Instructions for the task: Please copy out every one of the items below word for word, line by line, without changing anything.

Data supplied:

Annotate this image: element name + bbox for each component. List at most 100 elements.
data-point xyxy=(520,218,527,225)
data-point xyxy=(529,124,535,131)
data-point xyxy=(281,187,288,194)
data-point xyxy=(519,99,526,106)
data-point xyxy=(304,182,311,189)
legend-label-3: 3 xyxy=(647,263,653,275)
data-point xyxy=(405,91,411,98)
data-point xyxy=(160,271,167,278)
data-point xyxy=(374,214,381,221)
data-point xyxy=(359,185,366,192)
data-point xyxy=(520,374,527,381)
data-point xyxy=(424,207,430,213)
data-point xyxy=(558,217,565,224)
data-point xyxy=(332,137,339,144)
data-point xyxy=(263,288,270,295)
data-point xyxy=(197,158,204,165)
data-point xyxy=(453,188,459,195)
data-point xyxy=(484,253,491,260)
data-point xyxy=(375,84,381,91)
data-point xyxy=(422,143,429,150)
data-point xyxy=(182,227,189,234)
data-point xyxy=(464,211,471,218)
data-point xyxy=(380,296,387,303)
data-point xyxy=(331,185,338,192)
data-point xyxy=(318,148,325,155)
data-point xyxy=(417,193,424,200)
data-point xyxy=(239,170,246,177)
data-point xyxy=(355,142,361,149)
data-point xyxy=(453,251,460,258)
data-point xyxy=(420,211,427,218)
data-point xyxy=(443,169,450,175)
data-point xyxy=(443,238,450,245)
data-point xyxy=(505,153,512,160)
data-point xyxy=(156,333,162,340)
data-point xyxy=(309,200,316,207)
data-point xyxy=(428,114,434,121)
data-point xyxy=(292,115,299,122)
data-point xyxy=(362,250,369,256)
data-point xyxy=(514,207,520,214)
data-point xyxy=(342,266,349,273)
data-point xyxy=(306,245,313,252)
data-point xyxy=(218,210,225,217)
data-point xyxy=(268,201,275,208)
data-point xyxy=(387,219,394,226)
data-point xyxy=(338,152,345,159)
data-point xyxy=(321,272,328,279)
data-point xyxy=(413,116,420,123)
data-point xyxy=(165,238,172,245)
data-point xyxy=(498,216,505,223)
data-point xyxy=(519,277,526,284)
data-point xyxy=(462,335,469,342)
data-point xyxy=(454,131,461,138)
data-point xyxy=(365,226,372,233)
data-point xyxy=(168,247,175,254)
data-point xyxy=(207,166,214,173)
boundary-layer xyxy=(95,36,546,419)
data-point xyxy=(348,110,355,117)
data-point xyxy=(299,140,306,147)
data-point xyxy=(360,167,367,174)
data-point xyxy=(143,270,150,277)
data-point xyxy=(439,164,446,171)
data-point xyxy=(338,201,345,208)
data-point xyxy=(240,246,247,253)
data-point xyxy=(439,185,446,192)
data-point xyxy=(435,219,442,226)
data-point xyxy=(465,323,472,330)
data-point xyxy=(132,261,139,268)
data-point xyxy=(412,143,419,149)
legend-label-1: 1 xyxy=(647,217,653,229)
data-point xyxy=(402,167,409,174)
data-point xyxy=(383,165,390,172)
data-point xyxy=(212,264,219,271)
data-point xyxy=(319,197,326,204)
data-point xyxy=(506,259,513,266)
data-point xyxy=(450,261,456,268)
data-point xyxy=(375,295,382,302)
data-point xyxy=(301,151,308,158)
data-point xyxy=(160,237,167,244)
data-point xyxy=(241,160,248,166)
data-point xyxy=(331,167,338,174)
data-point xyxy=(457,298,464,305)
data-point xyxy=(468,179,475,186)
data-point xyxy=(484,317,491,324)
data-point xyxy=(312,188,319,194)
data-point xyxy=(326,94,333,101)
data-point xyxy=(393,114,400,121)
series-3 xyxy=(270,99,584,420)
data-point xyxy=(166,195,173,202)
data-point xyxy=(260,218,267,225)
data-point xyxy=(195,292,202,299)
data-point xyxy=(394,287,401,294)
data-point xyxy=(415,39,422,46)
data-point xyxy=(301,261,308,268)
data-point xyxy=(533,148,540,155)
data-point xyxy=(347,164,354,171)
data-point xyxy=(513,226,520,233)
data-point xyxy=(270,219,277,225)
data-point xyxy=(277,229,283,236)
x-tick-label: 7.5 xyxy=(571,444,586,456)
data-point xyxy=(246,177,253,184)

Output of the exercise:
Annotate this image: element name + bbox for each component. List at most 100 elements.
data-point xyxy=(520,218,527,225)
data-point xyxy=(529,124,535,131)
data-point xyxy=(281,187,288,194)
data-point xyxy=(519,99,526,106)
data-point xyxy=(304,182,311,189)
legend-label-3: 3 xyxy=(647,263,653,275)
data-point xyxy=(405,91,411,98)
data-point xyxy=(160,271,167,278)
data-point xyxy=(374,214,381,221)
data-point xyxy=(359,185,366,192)
data-point xyxy=(520,374,527,381)
data-point xyxy=(424,207,430,213)
data-point xyxy=(558,217,565,224)
data-point xyxy=(332,137,339,144)
data-point xyxy=(263,288,270,295)
data-point xyxy=(197,158,204,165)
data-point xyxy=(453,188,459,195)
data-point xyxy=(484,253,491,260)
data-point xyxy=(375,84,381,91)
data-point xyxy=(422,143,429,150)
data-point xyxy=(182,227,189,234)
data-point xyxy=(464,211,471,218)
data-point xyxy=(380,296,387,303)
data-point xyxy=(331,185,338,192)
data-point xyxy=(318,148,325,155)
data-point xyxy=(417,193,424,200)
data-point xyxy=(239,170,246,177)
data-point xyxy=(355,142,361,149)
data-point xyxy=(453,251,460,258)
data-point xyxy=(420,211,427,218)
data-point xyxy=(443,169,450,175)
data-point xyxy=(443,238,450,245)
data-point xyxy=(505,153,512,160)
data-point xyxy=(156,333,162,340)
data-point xyxy=(309,200,316,207)
data-point xyxy=(428,114,434,121)
data-point xyxy=(292,115,299,122)
data-point xyxy=(362,250,369,256)
data-point xyxy=(514,207,520,214)
data-point xyxy=(342,266,349,273)
data-point xyxy=(306,245,313,252)
data-point xyxy=(218,210,225,217)
data-point xyxy=(268,201,275,208)
data-point xyxy=(387,219,394,226)
data-point xyxy=(338,152,345,159)
data-point xyxy=(321,272,328,279)
data-point xyxy=(413,116,420,123)
data-point xyxy=(165,238,172,245)
data-point xyxy=(498,216,505,223)
data-point xyxy=(519,277,526,284)
data-point xyxy=(462,335,469,342)
data-point xyxy=(454,131,461,138)
data-point xyxy=(365,226,372,233)
data-point xyxy=(168,247,175,254)
data-point xyxy=(207,166,214,173)
boundary-layer xyxy=(95,36,546,419)
data-point xyxy=(348,110,355,117)
data-point xyxy=(299,140,306,147)
data-point xyxy=(360,167,367,174)
data-point xyxy=(143,270,150,277)
data-point xyxy=(439,164,446,171)
data-point xyxy=(338,201,345,208)
data-point xyxy=(240,246,247,253)
data-point xyxy=(439,185,446,192)
data-point xyxy=(435,219,442,226)
data-point xyxy=(465,323,472,330)
data-point xyxy=(132,261,139,268)
data-point xyxy=(412,143,419,149)
legend-label-1: 1 xyxy=(647,217,653,229)
data-point xyxy=(402,167,409,174)
data-point xyxy=(383,165,390,172)
data-point xyxy=(212,264,219,271)
data-point xyxy=(319,197,326,204)
data-point xyxy=(506,259,513,266)
data-point xyxy=(450,261,456,268)
data-point xyxy=(375,295,382,302)
data-point xyxy=(301,151,308,158)
data-point xyxy=(160,237,167,244)
data-point xyxy=(241,160,248,166)
data-point xyxy=(331,167,338,174)
data-point xyxy=(457,298,464,305)
data-point xyxy=(468,179,475,186)
data-point xyxy=(484,317,491,324)
data-point xyxy=(312,188,319,194)
data-point xyxy=(326,94,333,101)
data-point xyxy=(393,114,400,121)
series-3 xyxy=(270,99,584,420)
data-point xyxy=(166,195,173,202)
data-point xyxy=(260,218,267,225)
data-point xyxy=(195,292,202,299)
data-point xyxy=(394,287,401,294)
data-point xyxy=(415,39,422,46)
data-point xyxy=(301,261,308,268)
data-point xyxy=(533,148,540,155)
data-point xyxy=(347,164,354,171)
data-point xyxy=(513,226,520,233)
data-point xyxy=(270,219,277,225)
data-point xyxy=(277,229,283,236)
x-tick-label: 7.5 xyxy=(571,444,586,456)
data-point xyxy=(246,177,253,184)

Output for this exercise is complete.